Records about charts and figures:
— start —
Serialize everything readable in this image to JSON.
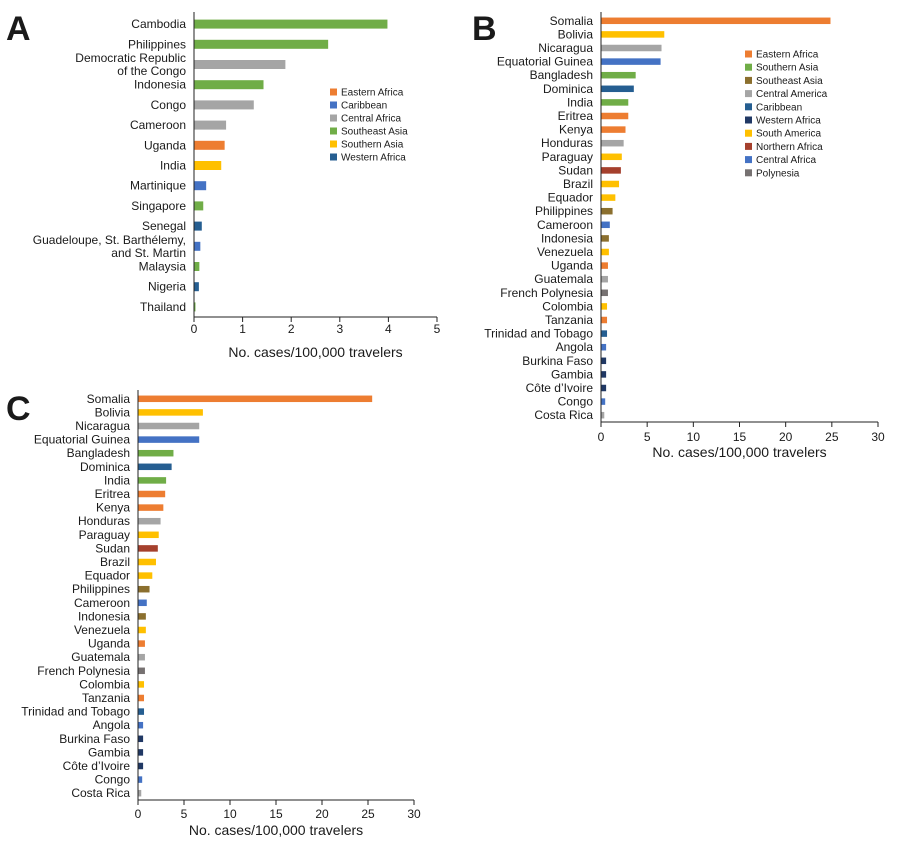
{
  "chart_data": [
    {
      "type": "bar",
      "panel": "A",
      "orientation": "horizontal",
      "xlabel": "No. cases/100,000 travelers",
      "xlim": [
        0,
        5
      ],
      "xticks": [
        "0",
        "1",
        "2",
        "3",
        "4",
        "5"
      ],
      "legend_position": "right",
      "legend": [
        {
          "name": "Eastern Africa",
          "color": "#ED7D31"
        },
        {
          "name": "Caribbean",
          "color": "#4472C4"
        },
        {
          "name": "Central Africa",
          "color": "#A5A5A5"
        },
        {
          "name": "Southeast Asia",
          "color": "#70AD47"
        },
        {
          "name": "Southern Asia",
          "color": "#FFC000"
        },
        {
          "name": "Western Africa",
          "color": "#255E91"
        }
      ],
      "bars": [
        {
          "category": [
            "Cambodia"
          ],
          "value": 3.97,
          "region": "Southeast Asia"
        },
        {
          "category": [
            "Philippines"
          ],
          "value": 2.75,
          "region": "Southeast Asia"
        },
        {
          "category": [
            "Democratic Republic",
            "of the Congo"
          ],
          "value": 1.87,
          "region": "Central Africa"
        },
        {
          "category": [
            "Indonesia"
          ],
          "value": 1.42,
          "region": "Southeast Asia"
        },
        {
          "category": [
            "Congo"
          ],
          "value": 1.22,
          "region": "Central Africa"
        },
        {
          "category": [
            "Cameroon"
          ],
          "value": 0.65,
          "region": "Central Africa"
        },
        {
          "category": [
            "Uganda"
          ],
          "value": 0.62,
          "region": "Eastern Africa"
        },
        {
          "category": [
            "India"
          ],
          "value": 0.55,
          "region": "Southern Asia"
        },
        {
          "category": [
            "Martinique"
          ],
          "value": 0.24,
          "region": "Caribbean"
        },
        {
          "category": [
            "Singapore"
          ],
          "value": 0.18,
          "region": "Southeast Asia"
        },
        {
          "category": [
            "Senegal"
          ],
          "value": 0.15,
          "region": "Western Africa"
        },
        {
          "category": [
            "Guadeloupe, St. Barthélemy,",
            "and St. Martin"
          ],
          "value": 0.12,
          "region": "Caribbean"
        },
        {
          "category": [
            "Malaysia"
          ],
          "value": 0.1,
          "region": "Southeast Asia"
        },
        {
          "category": [
            "Nigeria"
          ],
          "value": 0.09,
          "region": "Western Africa"
        },
        {
          "category": [
            "Thailand"
          ],
          "value": 0.02,
          "region": "Southeast Asia"
        }
      ]
    },
    {
      "type": "bar",
      "panel": "B",
      "orientation": "horizontal",
      "xlabel": "No. cases/100,000 travelers",
      "xlim": [
        0,
        30
      ],
      "xticks": [
        "0",
        "5",
        "10",
        "15",
        "20",
        "25",
        "30"
      ],
      "legend_position": "right",
      "legend": [
        {
          "name": "Eastern Africa",
          "color": "#ED7D31"
        },
        {
          "name": "Southern Asia",
          "color": "#70AD47"
        },
        {
          "name": "Southeast Asia",
          "color": "#8B6F2E"
        },
        {
          "name": "Central America",
          "color": "#A5A5A5"
        },
        {
          "name": "Caribbean",
          "color": "#255E91"
        },
        {
          "name": "Western Africa",
          "color": "#203864"
        },
        {
          "name": "South America",
          "color": "#FFC000"
        },
        {
          "name": "Northern Africa",
          "color": "#A5402D"
        },
        {
          "name": "Central Africa",
          "color": "#4472C4"
        },
        {
          "name": "Polynesia",
          "color": "#767171"
        }
      ],
      "bars": [
        {
          "category": [
            "Somalia"
          ],
          "value": 24.8,
          "region": "Eastern Africa"
        },
        {
          "category": [
            "Bolivia"
          ],
          "value": 6.8,
          "region": "South America"
        },
        {
          "category": [
            "Nicaragua"
          ],
          "value": 6.5,
          "region": "Central America"
        },
        {
          "category": [
            "Equatorial Guinea"
          ],
          "value": 6.4,
          "region": "Central Africa"
        },
        {
          "category": [
            "Bangladesh"
          ],
          "value": 3.7,
          "region": "Southern Asia"
        },
        {
          "category": [
            "Dominica"
          ],
          "value": 3.5,
          "region": "Caribbean"
        },
        {
          "category": [
            "India"
          ],
          "value": 2.9,
          "region": "Southern Asia"
        },
        {
          "category": [
            "Eritrea"
          ],
          "value": 2.9,
          "region": "Eastern Africa"
        },
        {
          "category": [
            "Kenya"
          ],
          "value": 2.6,
          "region": "Eastern Africa"
        },
        {
          "category": [
            "Honduras"
          ],
          "value": 2.4,
          "region": "Central America"
        },
        {
          "category": [
            "Paraguay"
          ],
          "value": 2.2,
          "region": "South America"
        },
        {
          "category": [
            "Sudan"
          ],
          "value": 2.1,
          "region": "Northern Africa"
        },
        {
          "category": [
            "Brazil"
          ],
          "value": 1.9,
          "region": "South America"
        },
        {
          "category": [
            "Equador"
          ],
          "value": 1.5,
          "region": "South America"
        },
        {
          "category": [
            "Philippines"
          ],
          "value": 1.2,
          "region": "Southeast Asia"
        },
        {
          "category": [
            "Cameroon"
          ],
          "value": 0.9,
          "region": "Central Africa"
        },
        {
          "category": [
            "Indonesia"
          ],
          "value": 0.8,
          "region": "Southeast Asia"
        },
        {
          "category": [
            "Venezuela"
          ],
          "value": 0.8,
          "region": "South America"
        },
        {
          "category": [
            "Uganda"
          ],
          "value": 0.7,
          "region": "Eastern Africa"
        },
        {
          "category": [
            "Guatemala"
          ],
          "value": 0.7,
          "region": "Central America"
        },
        {
          "category": [
            "French Polynesia"
          ],
          "value": 0.7,
          "region": "Polynesia"
        },
        {
          "category": [
            "Colombia"
          ],
          "value": 0.6,
          "region": "South America"
        },
        {
          "category": [
            "Tanzania"
          ],
          "value": 0.6,
          "region": "Eastern Africa"
        },
        {
          "category": [
            "Trinidad and Tobago"
          ],
          "value": 0.6,
          "region": "Caribbean"
        },
        {
          "category": [
            "Angola"
          ],
          "value": 0.5,
          "region": "Central Africa"
        },
        {
          "category": [
            "Burkina Faso"
          ],
          "value": 0.5,
          "region": "Western Africa"
        },
        {
          "category": [
            "Gambia"
          ],
          "value": 0.5,
          "region": "Western Africa"
        },
        {
          "category": [
            "Côte d’Ivoire"
          ],
          "value": 0.5,
          "region": "Western Africa"
        },
        {
          "category": [
            "Congo"
          ],
          "value": 0.4,
          "region": "Central Africa"
        },
        {
          "category": [
            "Costa Rica"
          ],
          "value": 0.3,
          "region": "Central America"
        }
      ]
    },
    {
      "type": "bar",
      "panel": "C",
      "orientation": "horizontal",
      "xlabel": "No. cases/100,000 travelers",
      "xlim": [
        0,
        30
      ],
      "xticks": [
        "0",
        "5",
        "10",
        "15",
        "20",
        "25",
        "30"
      ],
      "legend": [],
      "bars": [
        {
          "category": [
            "Somalia"
          ],
          "value": 25.4,
          "region": "Eastern Africa"
        },
        {
          "category": [
            "Bolivia"
          ],
          "value": 7.0,
          "region": "South America"
        },
        {
          "category": [
            "Nicaragua"
          ],
          "value": 6.6,
          "region": "Central America"
        },
        {
          "category": [
            "Equatorial Guinea"
          ],
          "value": 6.6,
          "region": "Central Africa"
        },
        {
          "category": [
            "Bangladesh"
          ],
          "value": 3.8,
          "region": "Southern Asia"
        },
        {
          "category": [
            "Dominica"
          ],
          "value": 3.6,
          "region": "Caribbean"
        },
        {
          "category": [
            "India"
          ],
          "value": 3.0,
          "region": "Southern Asia"
        },
        {
          "category": [
            "Eritrea"
          ],
          "value": 2.9,
          "region": "Eastern Africa"
        },
        {
          "category": [
            "Kenya"
          ],
          "value": 2.7,
          "region": "Eastern Africa"
        },
        {
          "category": [
            "Honduras"
          ],
          "value": 2.4,
          "region": "Central America"
        },
        {
          "category": [
            "Paraguay"
          ],
          "value": 2.2,
          "region": "South America"
        },
        {
          "category": [
            "Sudan"
          ],
          "value": 2.1,
          "region": "Northern Africa"
        },
        {
          "category": [
            "Brazil"
          ],
          "value": 1.9,
          "region": "South America"
        },
        {
          "category": [
            "Equador"
          ],
          "value": 1.5,
          "region": "South America"
        },
        {
          "category": [
            "Philippines"
          ],
          "value": 1.2,
          "region": "Southeast Asia"
        },
        {
          "category": [
            "Cameroon"
          ],
          "value": 0.9,
          "region": "Central Africa"
        },
        {
          "category": [
            "Indonesia"
          ],
          "value": 0.8,
          "region": "Southeast Asia"
        },
        {
          "category": [
            "Venezuela"
          ],
          "value": 0.8,
          "region": "South America"
        },
        {
          "category": [
            "Uganda"
          ],
          "value": 0.7,
          "region": "Eastern Africa"
        },
        {
          "category": [
            "Guatemala"
          ],
          "value": 0.7,
          "region": "Central America"
        },
        {
          "category": [
            "French Polynesia"
          ],
          "value": 0.7,
          "region": "Polynesia"
        },
        {
          "category": [
            "Colombia"
          ],
          "value": 0.6,
          "region": "South America"
        },
        {
          "category": [
            "Tanzania"
          ],
          "value": 0.6,
          "region": "Eastern Africa"
        },
        {
          "category": [
            "Trinidad and Tobago"
          ],
          "value": 0.6,
          "region": "Caribbean"
        },
        {
          "category": [
            "Angola"
          ],
          "value": 0.5,
          "region": "Central Africa"
        },
        {
          "category": [
            "Burkina Faso"
          ],
          "value": 0.5,
          "region": "Western Africa"
        },
        {
          "category": [
            "Gambia"
          ],
          "value": 0.5,
          "region": "Western Africa"
        },
        {
          "category": [
            "Côte d’Ivoire"
          ],
          "value": 0.5,
          "region": "Western Africa"
        },
        {
          "category": [
            "Congo"
          ],
          "value": 0.4,
          "region": "Central Africa"
        },
        {
          "category": [
            "Costa Rica"
          ],
          "value": 0.3,
          "region": "Central America"
        }
      ],
      "region_colors": {
        "Eastern Africa": "#ED7D31",
        "Southern Asia": "#70AD47",
        "Southeast Asia": "#8B6F2E",
        "Central America": "#A5A5A5",
        "Caribbean": "#255E91",
        "Western Africa": "#203864",
        "South America": "#FFC000",
        "Northern Africa": "#A5402D",
        "Central Africa": "#4472C4",
        "Polynesia": "#767171"
      }
    }
  ]
}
— end —
● **What you are asked to do**
Check each line of the data above for the string "Northern" and report only how many lines have it.

● **Result for this exercise**
4